> _Stated task_: Count lines, not occurrences: report how many lines in the records hold the string "Alta", and nothing else.

[Chart and figure data]
------------------------------------

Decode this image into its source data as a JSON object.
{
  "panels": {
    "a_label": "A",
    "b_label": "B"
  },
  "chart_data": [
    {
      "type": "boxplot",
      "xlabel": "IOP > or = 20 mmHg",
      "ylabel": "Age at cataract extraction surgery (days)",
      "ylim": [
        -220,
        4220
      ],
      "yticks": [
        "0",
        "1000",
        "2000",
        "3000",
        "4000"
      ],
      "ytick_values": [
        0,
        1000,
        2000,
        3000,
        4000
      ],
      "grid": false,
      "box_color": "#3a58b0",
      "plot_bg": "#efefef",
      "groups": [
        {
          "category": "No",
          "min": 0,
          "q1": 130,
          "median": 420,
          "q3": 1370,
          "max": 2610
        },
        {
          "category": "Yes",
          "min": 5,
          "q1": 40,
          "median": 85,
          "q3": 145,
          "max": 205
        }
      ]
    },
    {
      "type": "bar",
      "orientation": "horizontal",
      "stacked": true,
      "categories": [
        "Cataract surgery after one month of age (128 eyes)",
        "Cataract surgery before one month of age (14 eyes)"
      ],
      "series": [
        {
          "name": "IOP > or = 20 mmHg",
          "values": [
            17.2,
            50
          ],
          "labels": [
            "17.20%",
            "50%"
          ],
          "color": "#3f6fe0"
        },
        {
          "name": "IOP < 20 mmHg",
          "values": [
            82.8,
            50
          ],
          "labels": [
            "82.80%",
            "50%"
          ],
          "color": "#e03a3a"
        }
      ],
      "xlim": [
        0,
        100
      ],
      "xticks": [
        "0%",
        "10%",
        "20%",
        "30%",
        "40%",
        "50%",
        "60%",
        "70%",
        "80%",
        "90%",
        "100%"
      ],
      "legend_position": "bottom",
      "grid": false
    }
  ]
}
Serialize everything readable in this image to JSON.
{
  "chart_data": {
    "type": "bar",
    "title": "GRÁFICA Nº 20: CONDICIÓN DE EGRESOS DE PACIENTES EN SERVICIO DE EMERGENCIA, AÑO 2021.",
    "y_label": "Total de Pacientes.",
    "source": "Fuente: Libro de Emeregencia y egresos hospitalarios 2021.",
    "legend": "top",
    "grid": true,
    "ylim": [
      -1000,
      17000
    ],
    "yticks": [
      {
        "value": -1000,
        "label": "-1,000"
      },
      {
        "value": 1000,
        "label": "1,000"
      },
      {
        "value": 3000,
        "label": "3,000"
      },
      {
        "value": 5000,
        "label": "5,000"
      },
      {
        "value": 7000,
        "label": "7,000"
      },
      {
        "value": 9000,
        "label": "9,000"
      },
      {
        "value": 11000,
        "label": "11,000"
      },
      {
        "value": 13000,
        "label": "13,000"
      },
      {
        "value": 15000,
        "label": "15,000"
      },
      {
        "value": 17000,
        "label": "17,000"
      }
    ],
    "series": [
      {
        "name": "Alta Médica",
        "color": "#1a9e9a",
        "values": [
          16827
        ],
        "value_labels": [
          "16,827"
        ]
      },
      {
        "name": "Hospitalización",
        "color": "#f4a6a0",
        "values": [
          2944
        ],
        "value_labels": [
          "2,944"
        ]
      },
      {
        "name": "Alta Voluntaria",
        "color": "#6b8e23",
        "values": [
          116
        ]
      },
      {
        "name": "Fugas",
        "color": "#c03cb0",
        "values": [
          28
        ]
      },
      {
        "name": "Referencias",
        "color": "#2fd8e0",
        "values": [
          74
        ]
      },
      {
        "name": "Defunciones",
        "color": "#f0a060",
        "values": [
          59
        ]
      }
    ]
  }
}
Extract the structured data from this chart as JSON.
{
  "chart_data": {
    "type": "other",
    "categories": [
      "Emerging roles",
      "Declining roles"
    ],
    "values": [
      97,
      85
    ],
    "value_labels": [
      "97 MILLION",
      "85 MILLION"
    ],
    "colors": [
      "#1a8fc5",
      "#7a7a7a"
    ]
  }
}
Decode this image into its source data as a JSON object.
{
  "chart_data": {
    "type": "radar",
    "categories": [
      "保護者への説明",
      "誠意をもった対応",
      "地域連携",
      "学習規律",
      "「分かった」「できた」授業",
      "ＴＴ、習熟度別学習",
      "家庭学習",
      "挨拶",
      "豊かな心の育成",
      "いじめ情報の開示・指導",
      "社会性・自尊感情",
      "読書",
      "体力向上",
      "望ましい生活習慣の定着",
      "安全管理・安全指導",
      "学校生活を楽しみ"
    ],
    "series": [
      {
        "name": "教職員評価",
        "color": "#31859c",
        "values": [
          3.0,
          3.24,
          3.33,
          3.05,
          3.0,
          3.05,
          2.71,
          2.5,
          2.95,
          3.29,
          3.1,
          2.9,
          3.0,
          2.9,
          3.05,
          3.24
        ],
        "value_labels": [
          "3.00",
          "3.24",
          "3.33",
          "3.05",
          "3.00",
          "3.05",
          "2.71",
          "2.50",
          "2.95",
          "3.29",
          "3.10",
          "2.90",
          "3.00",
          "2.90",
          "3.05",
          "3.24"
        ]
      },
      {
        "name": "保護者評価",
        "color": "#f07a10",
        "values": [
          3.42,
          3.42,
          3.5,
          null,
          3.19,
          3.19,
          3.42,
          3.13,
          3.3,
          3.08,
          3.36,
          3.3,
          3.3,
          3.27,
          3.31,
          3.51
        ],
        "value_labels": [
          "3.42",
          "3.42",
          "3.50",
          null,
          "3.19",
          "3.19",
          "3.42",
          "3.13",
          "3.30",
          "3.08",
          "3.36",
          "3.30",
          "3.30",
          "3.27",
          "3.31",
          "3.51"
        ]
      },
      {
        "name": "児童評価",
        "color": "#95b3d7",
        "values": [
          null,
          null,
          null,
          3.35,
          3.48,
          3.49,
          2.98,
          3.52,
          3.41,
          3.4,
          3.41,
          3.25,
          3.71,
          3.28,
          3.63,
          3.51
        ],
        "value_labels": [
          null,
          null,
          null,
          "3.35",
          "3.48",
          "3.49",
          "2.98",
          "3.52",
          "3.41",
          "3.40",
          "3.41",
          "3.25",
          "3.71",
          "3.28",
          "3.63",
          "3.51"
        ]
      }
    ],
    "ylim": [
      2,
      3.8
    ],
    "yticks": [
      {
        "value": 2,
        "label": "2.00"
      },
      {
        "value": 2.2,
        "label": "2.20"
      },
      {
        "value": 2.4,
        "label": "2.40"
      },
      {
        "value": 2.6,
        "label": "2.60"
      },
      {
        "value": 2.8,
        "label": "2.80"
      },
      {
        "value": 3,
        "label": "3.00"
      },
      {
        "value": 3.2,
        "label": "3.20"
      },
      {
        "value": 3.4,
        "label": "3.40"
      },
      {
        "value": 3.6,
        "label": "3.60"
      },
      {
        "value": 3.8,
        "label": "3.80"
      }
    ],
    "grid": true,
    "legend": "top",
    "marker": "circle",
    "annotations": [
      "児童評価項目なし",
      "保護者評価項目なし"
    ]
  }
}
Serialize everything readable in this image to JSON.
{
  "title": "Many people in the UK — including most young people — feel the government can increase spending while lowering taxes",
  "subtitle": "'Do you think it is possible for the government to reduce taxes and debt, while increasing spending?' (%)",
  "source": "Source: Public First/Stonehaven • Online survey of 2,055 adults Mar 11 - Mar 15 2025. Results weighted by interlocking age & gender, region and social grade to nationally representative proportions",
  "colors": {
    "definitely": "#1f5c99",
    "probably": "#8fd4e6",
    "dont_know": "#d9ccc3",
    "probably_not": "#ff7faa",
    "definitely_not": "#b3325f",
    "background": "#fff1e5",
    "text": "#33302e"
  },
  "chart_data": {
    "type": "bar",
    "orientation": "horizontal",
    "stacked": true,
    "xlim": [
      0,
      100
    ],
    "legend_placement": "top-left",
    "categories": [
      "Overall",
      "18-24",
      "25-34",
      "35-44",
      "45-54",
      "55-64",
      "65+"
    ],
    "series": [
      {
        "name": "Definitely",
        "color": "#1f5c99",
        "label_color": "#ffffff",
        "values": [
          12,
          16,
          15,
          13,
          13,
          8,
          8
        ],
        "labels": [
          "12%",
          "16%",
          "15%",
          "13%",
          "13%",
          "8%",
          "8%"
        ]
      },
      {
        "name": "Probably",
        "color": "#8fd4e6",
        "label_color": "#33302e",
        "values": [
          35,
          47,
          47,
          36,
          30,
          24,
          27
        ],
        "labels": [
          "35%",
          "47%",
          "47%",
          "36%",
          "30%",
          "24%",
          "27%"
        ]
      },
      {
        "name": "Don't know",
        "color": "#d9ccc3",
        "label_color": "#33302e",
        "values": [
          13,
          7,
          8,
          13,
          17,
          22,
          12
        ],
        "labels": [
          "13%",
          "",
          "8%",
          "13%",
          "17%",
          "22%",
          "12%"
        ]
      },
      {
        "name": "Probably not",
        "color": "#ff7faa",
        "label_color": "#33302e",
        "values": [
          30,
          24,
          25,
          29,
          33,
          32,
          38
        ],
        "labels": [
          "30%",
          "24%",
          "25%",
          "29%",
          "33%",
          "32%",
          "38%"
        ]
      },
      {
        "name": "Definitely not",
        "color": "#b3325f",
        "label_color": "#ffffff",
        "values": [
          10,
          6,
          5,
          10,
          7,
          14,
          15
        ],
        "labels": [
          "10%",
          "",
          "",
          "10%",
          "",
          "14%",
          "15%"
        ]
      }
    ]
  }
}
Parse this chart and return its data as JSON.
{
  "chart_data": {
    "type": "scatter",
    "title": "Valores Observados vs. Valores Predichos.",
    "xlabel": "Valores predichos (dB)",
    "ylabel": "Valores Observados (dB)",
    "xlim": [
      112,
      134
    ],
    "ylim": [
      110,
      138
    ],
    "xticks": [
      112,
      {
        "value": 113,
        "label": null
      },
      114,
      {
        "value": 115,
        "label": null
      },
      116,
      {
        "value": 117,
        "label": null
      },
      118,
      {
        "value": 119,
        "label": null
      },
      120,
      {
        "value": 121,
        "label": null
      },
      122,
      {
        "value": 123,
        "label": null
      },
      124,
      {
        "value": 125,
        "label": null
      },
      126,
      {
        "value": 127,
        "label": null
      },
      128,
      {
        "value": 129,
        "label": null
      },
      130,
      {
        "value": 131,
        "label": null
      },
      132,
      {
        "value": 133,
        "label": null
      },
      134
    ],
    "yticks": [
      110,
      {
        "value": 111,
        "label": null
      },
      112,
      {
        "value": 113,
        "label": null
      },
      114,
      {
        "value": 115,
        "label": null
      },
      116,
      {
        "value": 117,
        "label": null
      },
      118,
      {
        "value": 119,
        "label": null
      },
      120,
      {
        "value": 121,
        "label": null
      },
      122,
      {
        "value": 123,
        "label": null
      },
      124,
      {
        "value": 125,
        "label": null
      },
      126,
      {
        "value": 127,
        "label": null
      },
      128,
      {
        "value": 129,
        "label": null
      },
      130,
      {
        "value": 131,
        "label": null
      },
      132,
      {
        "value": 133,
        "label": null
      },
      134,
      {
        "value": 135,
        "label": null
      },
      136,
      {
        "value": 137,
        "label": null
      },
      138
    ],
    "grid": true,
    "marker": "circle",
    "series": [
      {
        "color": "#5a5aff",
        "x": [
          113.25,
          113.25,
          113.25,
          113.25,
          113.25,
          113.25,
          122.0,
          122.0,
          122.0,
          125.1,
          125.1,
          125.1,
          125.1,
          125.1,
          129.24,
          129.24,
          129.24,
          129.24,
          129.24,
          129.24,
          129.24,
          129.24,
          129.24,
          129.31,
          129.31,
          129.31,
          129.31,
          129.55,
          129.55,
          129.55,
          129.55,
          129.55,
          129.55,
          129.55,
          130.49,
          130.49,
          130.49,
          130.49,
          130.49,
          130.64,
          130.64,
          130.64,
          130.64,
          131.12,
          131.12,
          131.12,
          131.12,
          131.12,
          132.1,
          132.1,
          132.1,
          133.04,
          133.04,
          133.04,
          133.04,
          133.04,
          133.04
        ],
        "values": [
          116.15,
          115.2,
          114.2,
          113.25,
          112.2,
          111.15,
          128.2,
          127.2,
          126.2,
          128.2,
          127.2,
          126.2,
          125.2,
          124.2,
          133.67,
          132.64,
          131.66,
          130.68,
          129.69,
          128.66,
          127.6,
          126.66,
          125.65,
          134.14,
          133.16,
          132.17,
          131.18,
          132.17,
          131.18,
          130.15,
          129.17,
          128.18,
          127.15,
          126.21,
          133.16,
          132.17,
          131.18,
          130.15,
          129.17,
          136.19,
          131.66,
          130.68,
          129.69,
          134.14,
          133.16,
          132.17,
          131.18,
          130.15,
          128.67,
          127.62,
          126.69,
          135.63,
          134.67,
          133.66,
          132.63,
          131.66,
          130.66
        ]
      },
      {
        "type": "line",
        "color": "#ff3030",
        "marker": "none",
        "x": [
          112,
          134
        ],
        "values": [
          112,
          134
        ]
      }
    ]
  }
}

------------------------------------

> _Answer to the problem_: 2